→ **Extracted data**
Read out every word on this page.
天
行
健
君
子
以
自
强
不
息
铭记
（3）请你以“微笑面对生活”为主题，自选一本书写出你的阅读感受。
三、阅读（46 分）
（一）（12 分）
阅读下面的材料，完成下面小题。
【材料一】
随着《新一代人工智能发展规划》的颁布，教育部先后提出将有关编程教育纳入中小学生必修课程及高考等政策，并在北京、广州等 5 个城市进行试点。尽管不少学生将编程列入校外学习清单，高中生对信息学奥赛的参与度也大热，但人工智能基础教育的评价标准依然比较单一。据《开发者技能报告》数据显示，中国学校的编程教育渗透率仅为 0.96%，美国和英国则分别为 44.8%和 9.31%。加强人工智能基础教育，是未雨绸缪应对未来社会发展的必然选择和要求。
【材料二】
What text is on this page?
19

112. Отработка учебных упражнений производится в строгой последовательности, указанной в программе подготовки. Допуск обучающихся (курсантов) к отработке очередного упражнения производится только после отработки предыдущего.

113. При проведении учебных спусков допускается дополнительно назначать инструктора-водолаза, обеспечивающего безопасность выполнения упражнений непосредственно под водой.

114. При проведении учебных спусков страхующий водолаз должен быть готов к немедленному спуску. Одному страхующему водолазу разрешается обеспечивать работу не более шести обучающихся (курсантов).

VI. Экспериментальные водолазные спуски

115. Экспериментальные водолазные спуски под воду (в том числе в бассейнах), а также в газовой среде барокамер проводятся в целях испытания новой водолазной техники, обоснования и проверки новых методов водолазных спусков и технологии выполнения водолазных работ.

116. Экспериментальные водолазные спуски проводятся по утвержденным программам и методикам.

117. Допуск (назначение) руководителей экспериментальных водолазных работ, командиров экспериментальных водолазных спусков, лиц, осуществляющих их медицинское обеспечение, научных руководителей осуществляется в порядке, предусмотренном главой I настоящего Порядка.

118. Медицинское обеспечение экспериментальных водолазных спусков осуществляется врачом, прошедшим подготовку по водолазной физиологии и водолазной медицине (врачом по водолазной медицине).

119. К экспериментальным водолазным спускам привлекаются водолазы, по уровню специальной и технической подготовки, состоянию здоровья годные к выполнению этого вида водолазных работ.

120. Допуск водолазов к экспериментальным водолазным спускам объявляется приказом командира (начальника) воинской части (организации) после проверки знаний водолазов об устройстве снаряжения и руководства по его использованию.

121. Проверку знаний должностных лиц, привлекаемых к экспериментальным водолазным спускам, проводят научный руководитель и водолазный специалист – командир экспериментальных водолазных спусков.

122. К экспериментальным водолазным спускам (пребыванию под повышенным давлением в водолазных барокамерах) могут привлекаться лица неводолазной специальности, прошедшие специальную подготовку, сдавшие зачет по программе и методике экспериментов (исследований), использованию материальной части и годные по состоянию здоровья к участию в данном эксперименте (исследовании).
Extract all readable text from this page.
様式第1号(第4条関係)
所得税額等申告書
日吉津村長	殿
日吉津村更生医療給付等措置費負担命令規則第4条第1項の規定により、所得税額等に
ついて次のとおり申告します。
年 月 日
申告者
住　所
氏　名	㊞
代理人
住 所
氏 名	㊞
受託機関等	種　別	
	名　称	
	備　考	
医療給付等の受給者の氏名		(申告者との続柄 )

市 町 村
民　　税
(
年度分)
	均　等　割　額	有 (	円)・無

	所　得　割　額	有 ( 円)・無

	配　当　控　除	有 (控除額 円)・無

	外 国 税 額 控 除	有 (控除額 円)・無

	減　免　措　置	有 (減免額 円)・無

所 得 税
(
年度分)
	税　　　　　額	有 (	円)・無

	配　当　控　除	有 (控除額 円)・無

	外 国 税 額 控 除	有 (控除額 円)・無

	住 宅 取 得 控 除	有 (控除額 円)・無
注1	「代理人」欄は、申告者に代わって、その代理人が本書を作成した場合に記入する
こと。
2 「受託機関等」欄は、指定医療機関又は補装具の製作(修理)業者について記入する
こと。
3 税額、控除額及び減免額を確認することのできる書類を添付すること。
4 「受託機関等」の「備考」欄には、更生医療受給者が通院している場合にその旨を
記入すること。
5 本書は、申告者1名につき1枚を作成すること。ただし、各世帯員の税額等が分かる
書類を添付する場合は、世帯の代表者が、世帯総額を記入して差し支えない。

→ **What the task asks**
Can you give every line above again, exactly as written?

→ **Written response**
Read out every word on this page.
天
行
健
君
子
以
自
强
不
息
铭记
（3）请你以“微笑面对生活”为主题，自选一本书写出你的阅读感受。
三、阅读（46 分）
（一）（12 分）
阅读下面的材料，完成下面小题。
【材料一】
随着《新一代人工智能发展规划》的颁布，教育部先后提出将有关编程教育纳入中小学生必修课程及高考等政策，并在北京、广州等 5 个城市进行试点。尽管不少学生将编程列入校外学习清单，高中生对信息学奥赛的参与度也大热，但人工智能基础教育的评价标准依然比较单一。据《开发者技能报告》数据显示，中国学校的编程教育渗透率仅为 0.96%，美国和英国则分别为 44.8%和 9.31%。加强人工智能基础教育，是未雨绸缪应对未来社会发展的必然选择和要求。
【材料二】
What text is on this page?
19

112. Отработка учебных упражнений производится в строгой последовательности, указанной в программе подготовки. Допуск обучающихся (курсантов) к отработке очередного упражнения производится только после отработки предыдущего.

113. При проведении учебных спусков допускается дополнительно назначать инструктора-водолаза, обеспечивающего безопасность выполнения упражнений непосредственно под водой.

114. При проведении учебных спусков страхующий водолаз должен быть готов к немедленному спуску. Одному страхующему водолазу разрешается обеспечивать работу не более шести обучающихся (курсантов).

VI. Экспериментальные водолазные спуски

115. Экспериментальные водолазные спуски под воду (в том числе в бассейнах), а также в газовой среде барокамер проводятся в целях испытания новой водолазной техники, обоснования и проверки новых методов водолазных спусков и технологии выполнения водолазных работ.

116. Экспериментальные водолазные спуски проводятся по утвержденным программам и методикам.

117. Допуск (назначение) руководителей экспериментальных водолазных работ, командиров экспериментальных водолазных спусков, лиц, осуществляющих их медицинское обеспечение, научных руководителей осуществляется в порядке, предусмотренном главой I настоящего Порядка.

118. Медицинское обеспечение экспериментальных водолазных спусков осуществляется врачом, прошедшим подготовку по водолазной физиологии и водолазной медицине (врачом по водолазной медицине).

119. К экспериментальным водолазным спускам привлекаются водолазы, по уровню специальной и технической подготовки, состоянию здоровья годные к выполнению этого вида водолазных работ.

120. Допуск водолазов к экспериментальным водолазным спускам объявляется приказом командира (начальника) воинской части (организации) после проверки знаний водолазов об устройстве снаряжения и руководства по его использованию.

121. Проверку знаний должностных лиц, привлекаемых к экспериментальным водолазным спускам, проводят научный руководитель и водолазный специалист – командир экспериментальных водолазных спусков.

122. К экспериментальным водолазным спускам (пребыванию под повышенным давлением в водолазных барокамерах) могут привлекаться лица неводолазной специальности, прошедшие специальную подготовку, сдавшие зачет по программе и методике экспериментов (исследований), использованию материальной части и годные по состоянию здоровья к участию в данном эксперименте (исследовании).
Extract all readable text from this page.
様式第1号(第4条関係)
所得税額等申告書
日吉津村長	殿
日吉津村更生医療給付等措置費負担命令規則第4条第1項の規定により、所得税額等に
ついて次のとおり申告します。
年 月 日
申告者
住　所
氏　名	㊞
代理人
住 所
氏 名	㊞
受託機関等	種　別	
	名　称	
	備　考	
医療給付等の受給者の氏名		(申告者との続柄 )

市 町 村
民　　税
(
年度分)
	均　等　割　額	有 (	円)・無

	所　得　割　額	有 ( 円)・無

	配　当　控　除	有 (控除額 円)・無

	外 国 税 額 控 除	有 (控除額 円)・無

	減　免　措　置	有 (減免額 円)・無

所 得 税
(
年度分)
	税　　　　　額	有 (	円)・無

	配　当　控　除	有 (控除額 円)・無

	外 国 税 額 控 除	有 (控除額 円)・無

	住 宅 取 得 控 除	有 (控除額 円)・無
注1	「代理人」欄は、申告者に代わって、その代理人が本書を作成した場合に記入する
こと。
2 「受託機関等」欄は、指定医療機関又は補装具の製作(修理)業者について記入する
こと。
3 税額、控除額及び減免額を確認することのできる書類を添付すること。
4 「受託機関等」の「備考」欄には、更生医療受給者が通院している場合にその旨を
記入すること。
5 本書は、申告者1名につき1枚を作成すること。ただし、各世帯員の税額等が分かる
書類を添付する場合は、世帯の代表者が、世帯総額を記入して差し支えない。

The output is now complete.